| Task description |
Copy out the lines beginning with the one containing "card-median-sale-price: Median Sale" and continuing through the one containing "179, 448, 201]", substituting "card-amount" for every "card-value" and leaving everything else unchanged.

======

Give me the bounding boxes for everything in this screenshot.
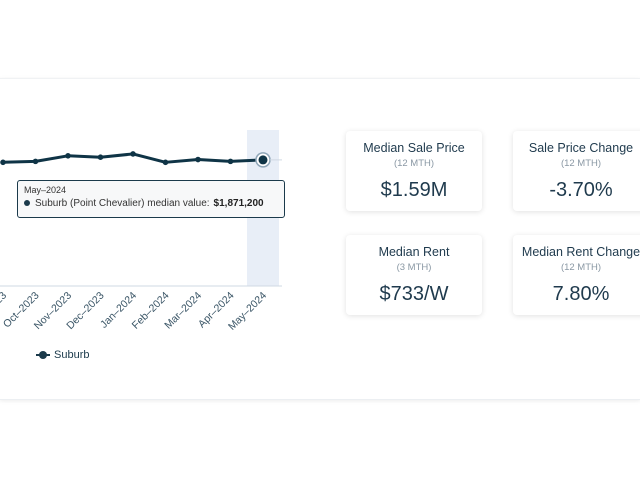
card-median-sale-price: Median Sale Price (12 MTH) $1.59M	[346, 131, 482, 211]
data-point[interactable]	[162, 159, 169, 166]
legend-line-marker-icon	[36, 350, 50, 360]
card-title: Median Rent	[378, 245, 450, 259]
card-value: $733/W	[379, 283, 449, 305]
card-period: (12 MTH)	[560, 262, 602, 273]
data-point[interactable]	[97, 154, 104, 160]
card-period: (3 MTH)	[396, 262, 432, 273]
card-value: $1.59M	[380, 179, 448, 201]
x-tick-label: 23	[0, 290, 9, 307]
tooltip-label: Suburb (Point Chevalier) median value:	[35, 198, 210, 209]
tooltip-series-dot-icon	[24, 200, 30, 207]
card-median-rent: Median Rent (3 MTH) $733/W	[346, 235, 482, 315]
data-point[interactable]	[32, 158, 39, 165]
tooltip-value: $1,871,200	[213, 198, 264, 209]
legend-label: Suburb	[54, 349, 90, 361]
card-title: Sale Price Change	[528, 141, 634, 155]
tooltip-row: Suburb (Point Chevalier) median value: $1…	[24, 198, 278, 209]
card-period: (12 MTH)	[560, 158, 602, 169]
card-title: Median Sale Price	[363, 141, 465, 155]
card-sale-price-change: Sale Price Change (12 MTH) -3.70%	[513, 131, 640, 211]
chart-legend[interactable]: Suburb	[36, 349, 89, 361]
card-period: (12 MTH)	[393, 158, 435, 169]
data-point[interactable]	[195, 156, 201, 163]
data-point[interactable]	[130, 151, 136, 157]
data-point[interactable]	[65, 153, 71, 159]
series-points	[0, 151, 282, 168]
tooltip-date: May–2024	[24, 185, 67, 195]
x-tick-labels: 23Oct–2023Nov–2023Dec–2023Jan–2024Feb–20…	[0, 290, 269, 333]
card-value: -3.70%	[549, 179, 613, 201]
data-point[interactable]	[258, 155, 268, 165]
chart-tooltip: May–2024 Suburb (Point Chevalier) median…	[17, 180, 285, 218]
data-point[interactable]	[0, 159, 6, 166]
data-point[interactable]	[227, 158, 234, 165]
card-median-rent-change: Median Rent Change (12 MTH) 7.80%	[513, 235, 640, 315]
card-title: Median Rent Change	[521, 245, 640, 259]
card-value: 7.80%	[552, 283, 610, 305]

======

| Completed exercise |
card-median-sale-price: Median Sale Price (12 MTH) $1.59M	[346, 131, 482, 211]
data-point[interactable]	[162, 159, 169, 166]
legend-line-marker-icon	[36, 350, 50, 360]
card-title: Median Rent	[378, 245, 450, 259]
card-amount: $733/W	[379, 283, 449, 305]
card-period: (12 MTH)	[560, 262, 602, 273]
data-point[interactable]	[97, 154, 104, 160]
card-period: (3 MTH)	[396, 262, 432, 273]
card-amount: $1.59M	[380, 179, 448, 201]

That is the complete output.